EXERCISE AIM: Print out the entries below with no edits.

INFORMATION SUPPLIED:

------------

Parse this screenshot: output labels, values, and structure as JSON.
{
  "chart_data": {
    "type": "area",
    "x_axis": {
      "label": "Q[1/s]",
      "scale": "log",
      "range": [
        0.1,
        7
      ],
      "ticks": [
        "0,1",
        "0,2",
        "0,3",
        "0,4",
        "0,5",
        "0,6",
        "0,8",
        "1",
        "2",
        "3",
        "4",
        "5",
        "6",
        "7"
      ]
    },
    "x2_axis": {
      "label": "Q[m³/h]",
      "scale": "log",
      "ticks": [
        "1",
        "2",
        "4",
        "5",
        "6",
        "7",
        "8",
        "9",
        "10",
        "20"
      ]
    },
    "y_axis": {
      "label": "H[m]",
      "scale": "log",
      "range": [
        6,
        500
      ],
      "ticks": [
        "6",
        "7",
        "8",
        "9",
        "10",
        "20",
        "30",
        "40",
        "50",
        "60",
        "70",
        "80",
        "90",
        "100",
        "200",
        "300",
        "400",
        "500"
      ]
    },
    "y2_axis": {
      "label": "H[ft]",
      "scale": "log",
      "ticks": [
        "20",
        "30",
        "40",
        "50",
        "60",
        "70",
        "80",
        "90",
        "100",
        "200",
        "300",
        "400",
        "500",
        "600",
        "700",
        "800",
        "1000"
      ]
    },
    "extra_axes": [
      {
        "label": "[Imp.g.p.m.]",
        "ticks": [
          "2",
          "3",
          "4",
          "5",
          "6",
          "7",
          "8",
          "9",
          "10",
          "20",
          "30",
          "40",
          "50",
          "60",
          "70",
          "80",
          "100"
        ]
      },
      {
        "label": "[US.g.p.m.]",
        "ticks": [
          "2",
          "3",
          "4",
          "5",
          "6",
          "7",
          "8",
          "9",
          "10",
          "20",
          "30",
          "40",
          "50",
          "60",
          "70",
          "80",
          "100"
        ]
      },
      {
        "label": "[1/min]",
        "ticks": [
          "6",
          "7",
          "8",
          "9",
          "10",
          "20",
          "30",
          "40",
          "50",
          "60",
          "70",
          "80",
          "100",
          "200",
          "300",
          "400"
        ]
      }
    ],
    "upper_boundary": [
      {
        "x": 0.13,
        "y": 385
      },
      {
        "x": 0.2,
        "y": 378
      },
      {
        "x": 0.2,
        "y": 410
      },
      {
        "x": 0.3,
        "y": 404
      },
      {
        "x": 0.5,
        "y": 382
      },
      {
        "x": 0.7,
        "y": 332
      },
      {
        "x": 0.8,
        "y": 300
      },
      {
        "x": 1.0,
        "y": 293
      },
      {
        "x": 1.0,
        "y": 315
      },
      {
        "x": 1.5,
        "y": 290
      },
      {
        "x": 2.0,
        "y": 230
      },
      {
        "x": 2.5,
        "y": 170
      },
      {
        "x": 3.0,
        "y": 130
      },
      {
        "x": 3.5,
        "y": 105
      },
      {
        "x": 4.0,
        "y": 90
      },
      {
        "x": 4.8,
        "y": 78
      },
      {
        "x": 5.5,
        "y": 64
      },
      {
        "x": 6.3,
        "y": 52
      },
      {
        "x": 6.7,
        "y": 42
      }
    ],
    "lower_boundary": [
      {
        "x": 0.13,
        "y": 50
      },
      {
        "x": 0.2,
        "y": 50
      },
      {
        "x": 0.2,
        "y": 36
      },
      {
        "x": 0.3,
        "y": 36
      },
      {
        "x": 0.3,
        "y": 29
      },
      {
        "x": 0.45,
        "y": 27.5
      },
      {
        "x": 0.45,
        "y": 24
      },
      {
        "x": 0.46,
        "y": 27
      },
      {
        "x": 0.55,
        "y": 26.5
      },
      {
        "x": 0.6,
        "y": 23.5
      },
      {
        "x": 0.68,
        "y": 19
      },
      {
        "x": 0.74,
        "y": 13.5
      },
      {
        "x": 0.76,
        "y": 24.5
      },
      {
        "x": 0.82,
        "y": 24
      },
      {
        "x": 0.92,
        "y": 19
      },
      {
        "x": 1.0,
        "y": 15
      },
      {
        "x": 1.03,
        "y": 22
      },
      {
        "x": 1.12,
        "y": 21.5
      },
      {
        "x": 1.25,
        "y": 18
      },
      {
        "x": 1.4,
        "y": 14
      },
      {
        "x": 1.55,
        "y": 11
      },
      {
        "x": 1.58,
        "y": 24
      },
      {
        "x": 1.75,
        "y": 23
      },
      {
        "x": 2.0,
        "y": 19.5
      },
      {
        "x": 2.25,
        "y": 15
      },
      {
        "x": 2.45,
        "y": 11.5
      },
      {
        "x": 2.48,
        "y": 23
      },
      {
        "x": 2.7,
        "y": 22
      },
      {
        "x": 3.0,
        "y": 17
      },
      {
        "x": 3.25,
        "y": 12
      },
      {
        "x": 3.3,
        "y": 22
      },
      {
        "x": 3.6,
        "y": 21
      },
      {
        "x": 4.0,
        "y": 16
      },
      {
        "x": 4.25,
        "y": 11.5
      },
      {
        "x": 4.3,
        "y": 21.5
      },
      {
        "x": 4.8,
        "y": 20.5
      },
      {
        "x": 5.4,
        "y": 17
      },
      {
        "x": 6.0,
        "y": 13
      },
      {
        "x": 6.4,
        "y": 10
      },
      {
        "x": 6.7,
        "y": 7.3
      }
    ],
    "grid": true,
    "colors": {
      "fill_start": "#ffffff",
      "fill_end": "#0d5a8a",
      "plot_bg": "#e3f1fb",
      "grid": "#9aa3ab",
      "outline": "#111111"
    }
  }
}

------------

SOLUTION TO THE PROBLEM:
Parse this screenshot: output labels, values, and structure as JSON.
{
  "chart_data": {
    "type": "area",
    "x_axis": {
      "label": "Q[1/s]",
      "scale": "log",
      "range": [
        0.1,
        7
      ],
      "ticks": [
        "0,1",
        "0,2",
        "0,3",
        "0,4",
        "0,5",
        "0,6",
        "0,8",
        "1",
        "2",
        "3",
        "4",
        "5",
        "6",
        "7"
      ]
    },
    "x2_axis": {
      "label": "Q[m³/h]",
      "scale": "log",
      "ticks": [
        "1",
        "2",
        "4",
        "5",
        "6",
        "7",
        "8",
        "9",
        "10",
        "20"
      ]
    },
    "y_axis": {
      "label": "H[m]",
      "scale": "log",
      "range": [
        6,
        500
      ],
      "ticks": [
        "6",
        "7",
        "8",
        "9",
        "10",
        "20",
        "30",
        "40",
        "50",
        "60",
        "70",
        "80",
        "90",
        "100",
        "200",
        "300",
        "400",
        "500"
      ]
    },
    "y2_axis": {
      "label": "H[ft]",
      "scale": "log",
      "ticks": [
        "20",
        "30",
        "40",
        "50",
        "60",
        "70",
        "80",
        "90",
        "100",
        "200",
        "300",
        "400",
        "500",
        "600",
        "700",
        "800",
        "1000"
      ]
    },
    "extra_axes": [
      {
        "label": "[Imp.g.p.m.]",
        "ticks": [
          "2",
          "3",
          "4",
          "5",
          "6",
          "7",
          "8",
          "9",
          "10",
          "20",
          "30",
          "40",
          "50",
          "60",
          "70",
          "80",
          "100"
        ]
      },
      {
        "label": "[US.g.p.m.]",
        "ticks": [
          "2",
          "3",
          "4",
          "5",
          "6",
          "7",
          "8",
          "9",
          "10",
          "20",
          "30",
          "40",
          "50",
          "60",
          "70",
          "80",
          "100"
        ]
      },
      {
        "label": "[1/min]",
        "ticks": [
          "6",
          "7",
          "8",
          "9",
          "10",
          "20",
          "30",
          "40",
          "50",
          "60",
          "70",
          "80",
          "100",
          "200",
          "300",
          "400"
        ]
      }
    ],
    "upper_boundary": [
      {
        "x": 0.13,
        "y": 385
      },
      {
        "x": 0.2,
        "y": 378
      },
      {
        "x": 0.2,
        "y": 410
      },
      {
        "x": 0.3,
        "y": 404
      },
      {
        "x": 0.5,
        "y": 382
      },
      {
        "x": 0.7,
        "y": 332
      },
      {
        "x": 0.8,
        "y": 300
      },
      {
        "x": 1.0,
        "y": 293
      },
      {
        "x": 1.0,
        "y": 315
      },
      {
        "x": 1.5,
        "y": 290
      },
      {
        "x": 2.0,
        "y": 230
      },
      {
        "x": 2.5,
        "y": 170
      },
      {
        "x": 3.0,
        "y": 130
      },
      {
        "x": 3.5,
        "y": 105
      },
      {
        "x": 4.0,
        "y": 90
      },
      {
        "x": 4.8,
        "y": 78
      },
      {
        "x": 5.5,
        "y": 64
      },
      {
        "x": 6.3,
        "y": 52
      },
      {
        "x": 6.7,
        "y": 42
      }
    ],
    "lower_boundary": [
      {
        "x": 0.13,
        "y": 50
      },
      {
        "x": 0.2,
        "y": 50
      },
      {
        "x": 0.2,
        "y": 36
      },
      {
        "x": 0.3,
        "y": 36
      },
      {
        "x": 0.3,
        "y": 29
      },
      {
        "x": 0.45,
        "y": 27.5
      },
      {
        "x": 0.45,
        "y": 24
      },
      {
        "x": 0.46,
        "y": 27
      },
      {
        "x": 0.55,
        "y": 26.5
      },
      {
        "x": 0.6,
        "y": 23.5
      },
      {
        "x": 0.68,
        "y": 19
      },
      {
        "x": 0.74,
        "y": 13.5
      },
      {
        "x": 0.76,
        "y": 24.5
      },
      {
        "x": 0.82,
        "y": 24
      },
      {
        "x": 0.92,
        "y": 19
      },
      {
        "x": 1.0,
        "y": 15
      },
      {
        "x": 1.03,
        "y": 22
      },
      {
        "x": 1.12,
        "y": 21.5
      },
      {
        "x": 1.25,
        "y": 18
      },
      {
        "x": 1.4,
        "y": 14
      },
      {
        "x": 1.55,
        "y": 11
      },
      {
        "x": 1.58,
        "y": 24
      },
      {
        "x": 1.75,
        "y": 23
      },
      {
        "x": 2.0,
        "y": 19.5
      },
      {
        "x": 2.25,
        "y": 15
      },
      {
        "x": 2.45,
        "y": 11.5
      },
      {
        "x": 2.48,
        "y": 23
      },
      {
        "x": 2.7,
        "y": 22
      },
      {
        "x": 3.0,
        "y": 17
      },
      {
        "x": 3.25,
        "y": 12
      },
      {
        "x": 3.3,
        "y": 22
      },
      {
        "x": 3.6,
        "y": 21
      },
      {
        "x": 4.0,
        "y": 16
      },
      {
        "x": 4.25,
        "y": 11.5
      },
      {
        "x": 4.3,
        "y": 21.5
      },
      {
        "x": 4.8,
        "y": 20.5
      },
      {
        "x": 5.4,
        "y": 17
      },
      {
        "x": 6.0,
        "y": 13
      },
      {
        "x": 6.4,
        "y": 10
      },
      {
        "x": 6.7,
        "y": 7.3
      }
    ],
    "grid": true,
    "colors": {
      "fill_start": "#ffffff",
      "fill_end": "#0d5a8a",
      "plot_bg": "#e3f1fb",
      "grid": "#9aa3ab",
      "outline": "#111111"
    }
  }
}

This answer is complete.